Below are records. Copy every line with "ylabel" in it.
>> begin Recorded information
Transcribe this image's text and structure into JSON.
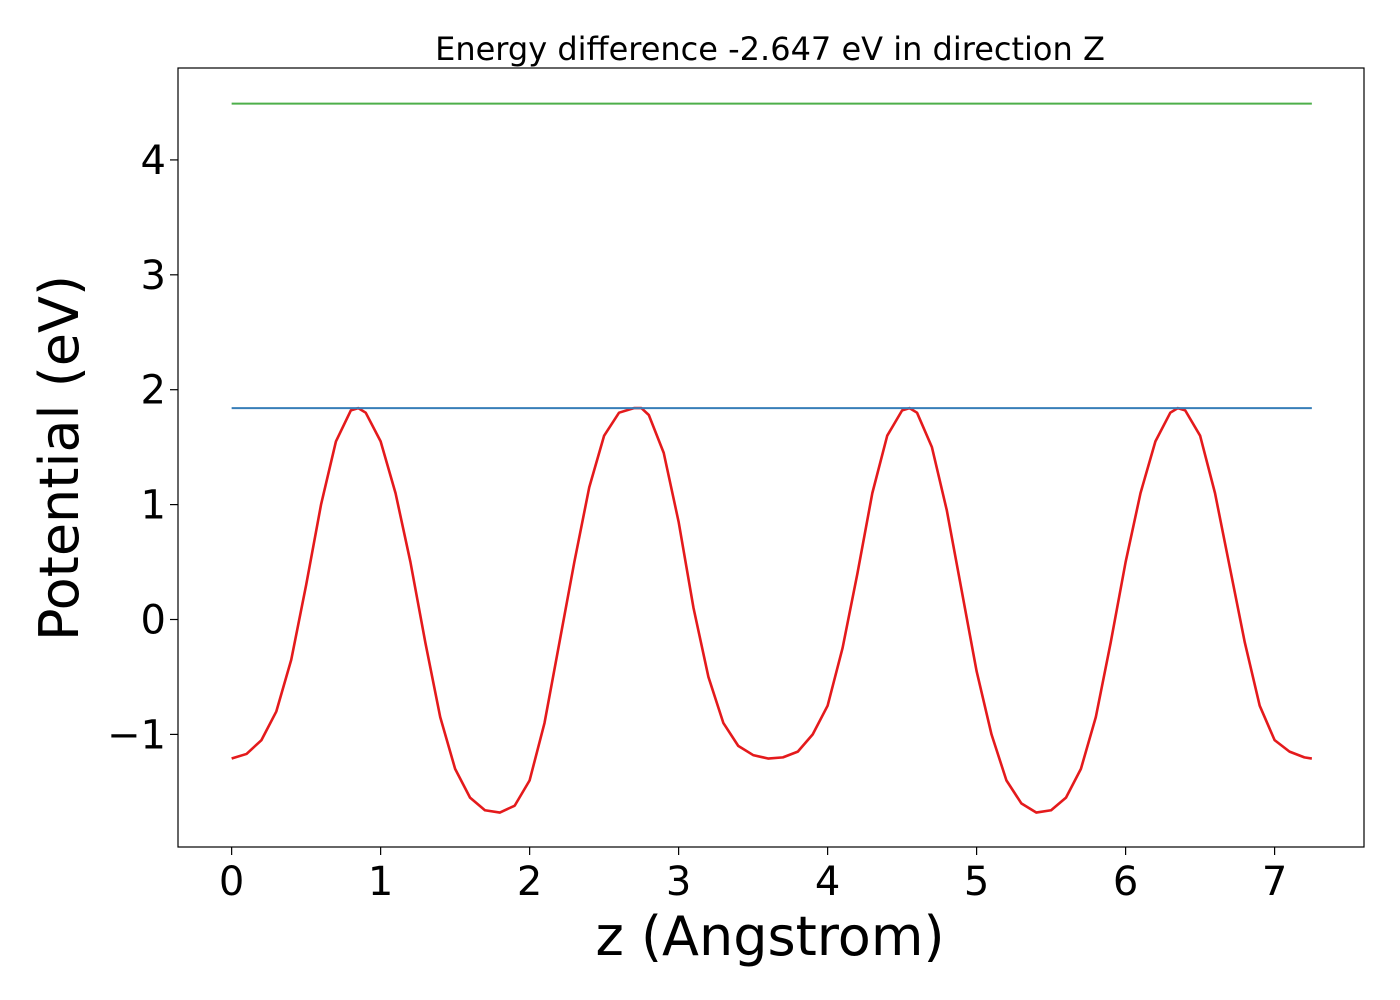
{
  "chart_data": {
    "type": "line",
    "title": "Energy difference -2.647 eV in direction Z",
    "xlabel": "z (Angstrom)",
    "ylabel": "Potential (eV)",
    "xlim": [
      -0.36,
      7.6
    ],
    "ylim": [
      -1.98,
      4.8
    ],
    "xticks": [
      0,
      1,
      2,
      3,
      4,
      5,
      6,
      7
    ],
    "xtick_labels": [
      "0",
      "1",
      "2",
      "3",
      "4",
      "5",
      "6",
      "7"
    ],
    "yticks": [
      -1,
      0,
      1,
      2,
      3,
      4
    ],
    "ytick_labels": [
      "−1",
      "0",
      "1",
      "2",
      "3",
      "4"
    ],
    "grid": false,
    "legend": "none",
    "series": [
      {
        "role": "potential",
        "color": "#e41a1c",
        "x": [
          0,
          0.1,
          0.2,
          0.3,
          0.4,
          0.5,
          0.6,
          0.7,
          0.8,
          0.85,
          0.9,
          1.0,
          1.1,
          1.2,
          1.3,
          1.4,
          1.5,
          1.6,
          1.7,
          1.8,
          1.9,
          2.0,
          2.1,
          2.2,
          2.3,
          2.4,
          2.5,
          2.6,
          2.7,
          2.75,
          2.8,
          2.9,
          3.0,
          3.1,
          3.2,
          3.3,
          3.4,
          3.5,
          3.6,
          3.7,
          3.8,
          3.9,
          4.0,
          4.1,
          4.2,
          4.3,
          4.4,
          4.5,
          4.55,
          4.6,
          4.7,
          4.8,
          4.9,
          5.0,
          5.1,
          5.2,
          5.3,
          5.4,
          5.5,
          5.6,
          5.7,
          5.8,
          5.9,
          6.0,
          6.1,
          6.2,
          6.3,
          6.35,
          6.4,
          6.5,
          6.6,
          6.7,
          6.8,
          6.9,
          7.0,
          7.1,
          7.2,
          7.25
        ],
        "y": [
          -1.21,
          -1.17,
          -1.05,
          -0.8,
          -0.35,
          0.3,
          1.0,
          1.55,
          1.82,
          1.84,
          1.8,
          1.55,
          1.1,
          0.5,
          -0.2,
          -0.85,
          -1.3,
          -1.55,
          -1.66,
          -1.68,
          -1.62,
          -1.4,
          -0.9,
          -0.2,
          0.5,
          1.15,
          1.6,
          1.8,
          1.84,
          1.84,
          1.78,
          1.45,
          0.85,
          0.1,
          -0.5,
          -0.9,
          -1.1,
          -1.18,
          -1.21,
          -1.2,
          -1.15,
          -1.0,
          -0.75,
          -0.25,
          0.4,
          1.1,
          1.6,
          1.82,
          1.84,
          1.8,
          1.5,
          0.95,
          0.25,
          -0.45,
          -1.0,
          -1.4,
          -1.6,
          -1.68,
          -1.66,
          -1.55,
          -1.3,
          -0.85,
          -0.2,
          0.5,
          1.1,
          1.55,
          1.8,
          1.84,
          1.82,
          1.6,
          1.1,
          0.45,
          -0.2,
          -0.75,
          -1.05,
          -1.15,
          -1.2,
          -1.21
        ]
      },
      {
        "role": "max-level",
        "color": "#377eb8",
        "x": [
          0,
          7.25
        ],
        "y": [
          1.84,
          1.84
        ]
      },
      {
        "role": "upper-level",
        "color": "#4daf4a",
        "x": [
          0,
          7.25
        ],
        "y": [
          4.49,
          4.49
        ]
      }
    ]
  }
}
>> end Recorded information
>> begin Recorded information
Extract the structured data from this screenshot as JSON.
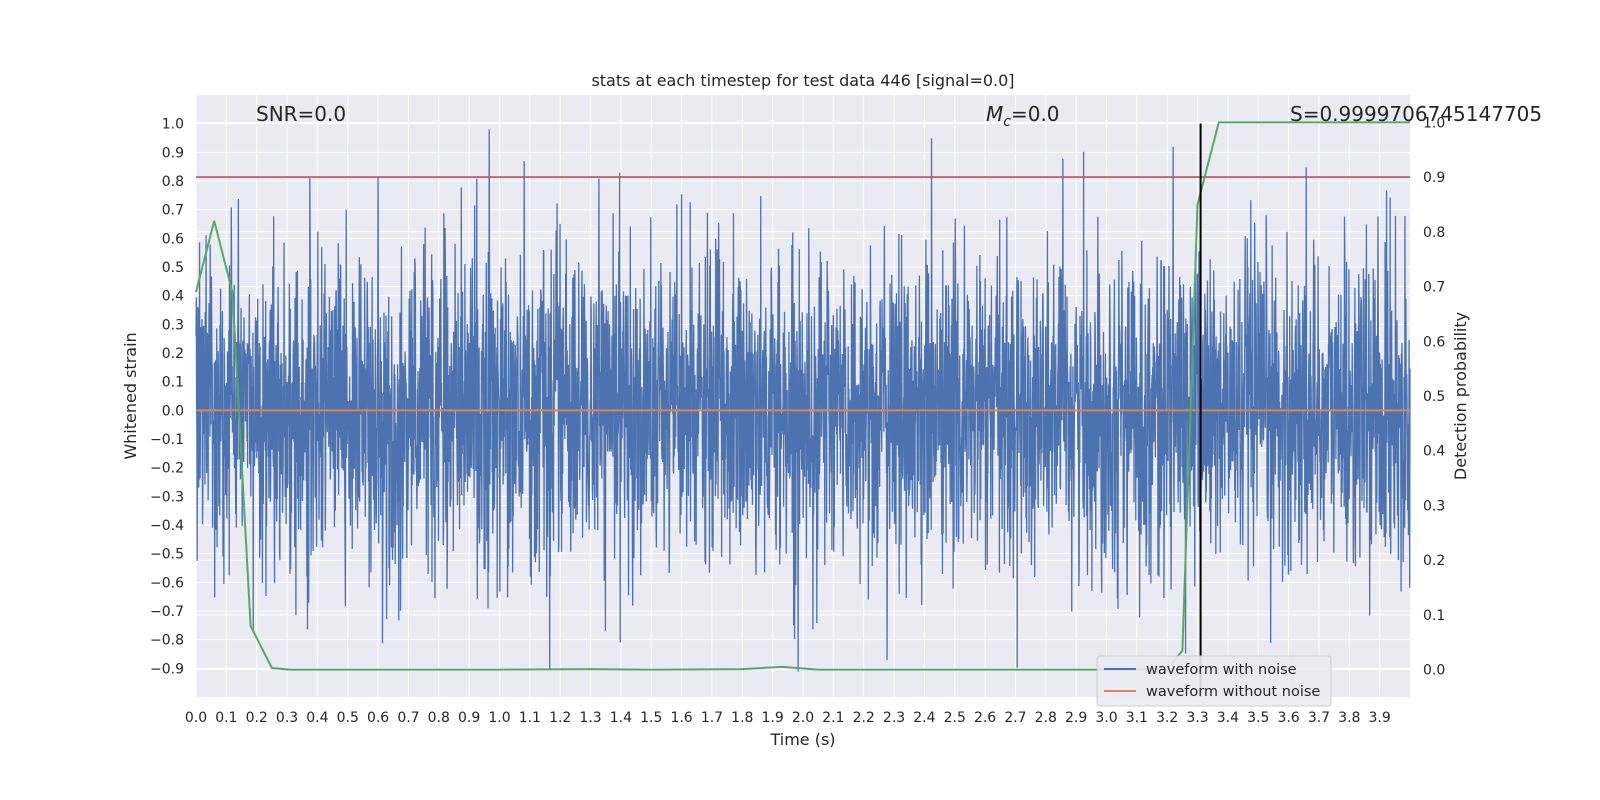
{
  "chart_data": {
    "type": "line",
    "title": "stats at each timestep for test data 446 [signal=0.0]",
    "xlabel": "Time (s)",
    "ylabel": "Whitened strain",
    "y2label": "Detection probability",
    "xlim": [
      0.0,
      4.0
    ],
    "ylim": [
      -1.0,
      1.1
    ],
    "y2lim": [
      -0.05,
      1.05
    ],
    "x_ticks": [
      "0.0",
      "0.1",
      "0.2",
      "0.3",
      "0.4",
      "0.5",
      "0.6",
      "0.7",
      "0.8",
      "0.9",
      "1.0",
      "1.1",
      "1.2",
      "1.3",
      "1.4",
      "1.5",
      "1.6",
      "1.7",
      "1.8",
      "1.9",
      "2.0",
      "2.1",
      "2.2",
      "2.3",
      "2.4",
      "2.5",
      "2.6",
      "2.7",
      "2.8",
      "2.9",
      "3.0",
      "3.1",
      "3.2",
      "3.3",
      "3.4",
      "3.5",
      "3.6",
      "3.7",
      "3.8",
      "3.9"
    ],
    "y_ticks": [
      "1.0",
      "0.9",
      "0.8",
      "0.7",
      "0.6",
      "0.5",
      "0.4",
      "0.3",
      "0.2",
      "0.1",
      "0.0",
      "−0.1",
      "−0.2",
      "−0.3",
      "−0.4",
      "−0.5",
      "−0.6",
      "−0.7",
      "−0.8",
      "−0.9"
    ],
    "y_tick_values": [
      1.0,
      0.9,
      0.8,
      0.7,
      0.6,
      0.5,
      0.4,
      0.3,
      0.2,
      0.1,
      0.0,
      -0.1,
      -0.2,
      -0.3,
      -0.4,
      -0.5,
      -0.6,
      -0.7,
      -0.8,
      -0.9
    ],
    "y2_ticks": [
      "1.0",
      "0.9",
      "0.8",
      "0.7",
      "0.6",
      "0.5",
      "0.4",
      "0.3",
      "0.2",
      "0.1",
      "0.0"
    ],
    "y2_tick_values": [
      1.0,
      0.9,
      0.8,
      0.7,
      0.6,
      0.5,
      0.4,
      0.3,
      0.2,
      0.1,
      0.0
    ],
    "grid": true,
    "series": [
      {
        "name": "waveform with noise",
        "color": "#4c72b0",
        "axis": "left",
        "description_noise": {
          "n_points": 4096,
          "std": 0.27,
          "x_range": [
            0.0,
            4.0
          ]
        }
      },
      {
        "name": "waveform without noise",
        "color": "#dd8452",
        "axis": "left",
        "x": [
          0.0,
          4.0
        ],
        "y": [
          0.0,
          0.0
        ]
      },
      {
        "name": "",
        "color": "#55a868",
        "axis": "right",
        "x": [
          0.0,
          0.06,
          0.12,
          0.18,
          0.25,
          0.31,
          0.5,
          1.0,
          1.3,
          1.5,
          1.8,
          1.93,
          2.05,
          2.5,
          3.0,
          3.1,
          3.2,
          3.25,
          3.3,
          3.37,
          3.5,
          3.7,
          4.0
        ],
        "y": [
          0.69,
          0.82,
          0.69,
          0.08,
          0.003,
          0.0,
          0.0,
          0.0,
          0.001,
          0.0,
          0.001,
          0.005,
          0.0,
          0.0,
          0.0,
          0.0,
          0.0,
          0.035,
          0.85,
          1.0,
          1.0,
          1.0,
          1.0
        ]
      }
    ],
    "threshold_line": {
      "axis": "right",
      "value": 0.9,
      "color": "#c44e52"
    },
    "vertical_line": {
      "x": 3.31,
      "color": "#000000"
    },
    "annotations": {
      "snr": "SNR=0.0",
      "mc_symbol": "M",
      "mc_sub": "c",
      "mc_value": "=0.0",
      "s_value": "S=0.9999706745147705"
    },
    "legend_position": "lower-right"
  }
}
>> end Recorded information
#### [Problem solution]
    "ylabel": "Potential (eV)",
    "ylabel": "Whitened strain",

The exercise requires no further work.